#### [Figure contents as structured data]
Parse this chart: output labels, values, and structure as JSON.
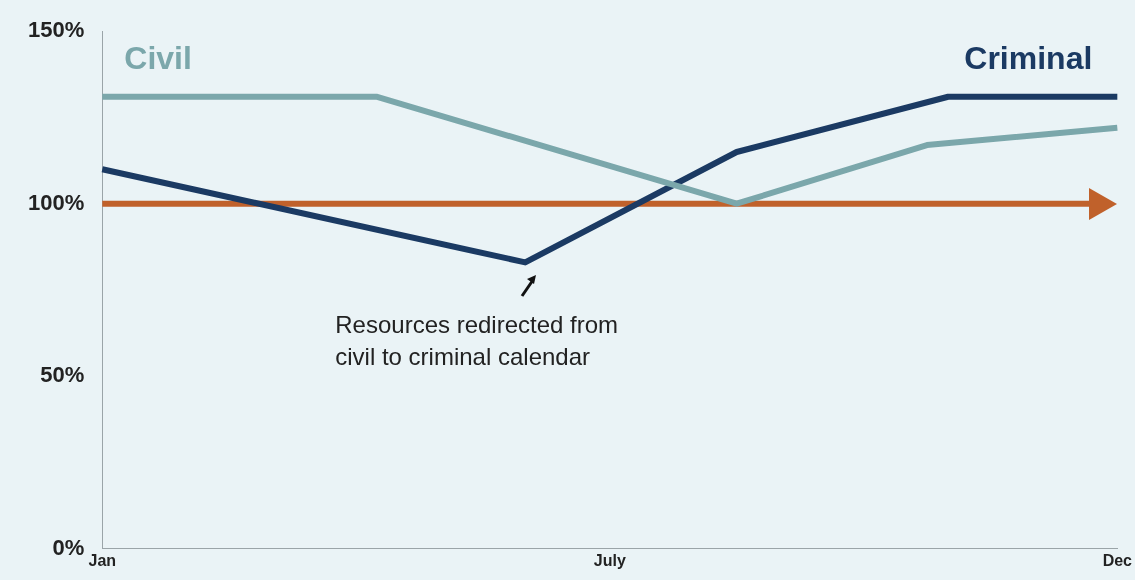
{
  "chart_data": {
    "type": "line",
    "legend": false,
    "categories": [
      "Jan",
      null,
      null,
      null,
      null,
      null,
      null,
      null,
      null,
      null,
      null,
      null,
      null,
      null,
      null,
      null,
      null,
      null,
      null,
      null,
      null,
      null,
      null,
      null,
      "July",
      null,
      null,
      null,
      null,
      null,
      null,
      null,
      null,
      null,
      null,
      null,
      null,
      null,
      null,
      null,
      null,
      null,
      null,
      null,
      null,
      null,
      null,
      null,
      "Dec"
    ],
    "ylim": [
      0,
      150
    ],
    "yticks": [
      {
        "value": 0,
        "label": "0%"
      },
      {
        "value": 50,
        "label": "50%"
      },
      {
        "value": 100,
        "label": "100%"
      },
      {
        "value": 150,
        "label": "150%"
      }
    ],
    "series": [
      {
        "name": "Civil",
        "color": "#7ba7ab",
        "values": [
          131,
          null,
          null,
          null,
          null,
          null,
          null,
          null,
          null,
          null,
          null,
          null,
          null,
          131,
          null,
          null,
          null,
          null,
          null,
          null,
          null,
          null,
          null,
          null,
          null,
          null,
          null,
          null,
          null,
          null,
          100,
          null,
          null,
          null,
          null,
          null,
          null,
          null,
          null,
          117,
          null,
          null,
          null,
          null,
          null,
          null,
          null,
          null,
          122
        ]
      },
      {
        "name": "Criminal",
        "color": "#1b3a63",
        "values": [
          110,
          null,
          null,
          null,
          null,
          null,
          null,
          null,
          null,
          null,
          null,
          null,
          null,
          null,
          null,
          null,
          null,
          null,
          null,
          null,
          83,
          null,
          null,
          null,
          null,
          null,
          null,
          null,
          null,
          null,
          115,
          null,
          null,
          null,
          null,
          null,
          null,
          null,
          null,
          null,
          131,
          null,
          null,
          null,
          null,
          null,
          null,
          null,
          131
        ]
      }
    ],
    "ref_lines": [
      {
        "axis": "y",
        "value": 100,
        "color": "#c0612b"
      }
    ],
    "annotations": [
      "Resources redirected from\ncivil to criminal calendar"
    ]
  }
}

#### [Exercise directions]
All entries are to be retyped exactly. Omit any embedded images.

#### [Correct result]
Parse this chart: output labels, values, and structure as JSON.
{
  "chart_data": {
    "type": "line",
    "legend": false,
    "categories": [
      "Jan",
      null,
      null,
      null,
      null,
      null,
      null,
      null,
      null,
      null,
      null,
      null,
      null,
      null,
      null,
      null,
      null,
      null,
      null,
      null,
      null,
      null,
      null,
      null,
      "July",
      null,
      null,
      null,
      null,
      null,
      null,
      null,
      null,
      null,
      null,
      null,
      null,
      null,
      null,
      null,
      null,
      null,
      null,
      null,
      null,
      null,
      null,
      null,
      "Dec"
    ],
    "ylim": [
      0,
      150
    ],
    "yticks": [
      {
        "value": 0,
        "label": "0%"
      },
      {
        "value": 50,
        "label": "50%"
      },
      {
        "value": 100,
        "label": "100%"
      },
      {
        "value": 150,
        "label": "150%"
      }
    ],
    "series": [
      {
        "name": "Civil",
        "color": "#7ba7ab",
        "values": [
          131,
          null,
          null,
          null,
          null,
          null,
          null,
          null,
          null,
          null,
          null,
          null,
          null,
          131,
          null,
          null,
          null,
          null,
          null,
          null,
          null,
          null,
          null,
          null,
          null,
          null,
          null,
          null,
          null,
          null,
          100,
          null,
          null,
          null,
          null,
          null,
          null,
          null,
          null,
          117,
          null,
          null,
          null,
          null,
          null,
          null,
          null,
          null,
          122
        ]
      },
      {
        "name": "Criminal",
        "color": "#1b3a63",
        "values": [
          110,
          null,
          null,
          null,
          null,
          null,
          null,
          null,
          null,
          null,
          null,
          null,
          null,
          null,
          null,
          null,
          null,
          null,
          null,
          null,
          83,
          null,
          null,
          null,
          null,
          null,
          null,
          null,
          null,
          null,
          115,
          null,
          null,
          null,
          null,
          null,
          null,
          null,
          null,
          null,
          131,
          null,
          null,
          null,
          null,
          null,
          null,
          null,
          131
        ]
      }
    ],
    "ref_lines": [
      {
        "axis": "y",
        "value": 100,
        "color": "#c0612b"
      }
    ],
    "annotations": [
      "Resources redirected from\ncivil to criminal calendar"
    ]
  }
}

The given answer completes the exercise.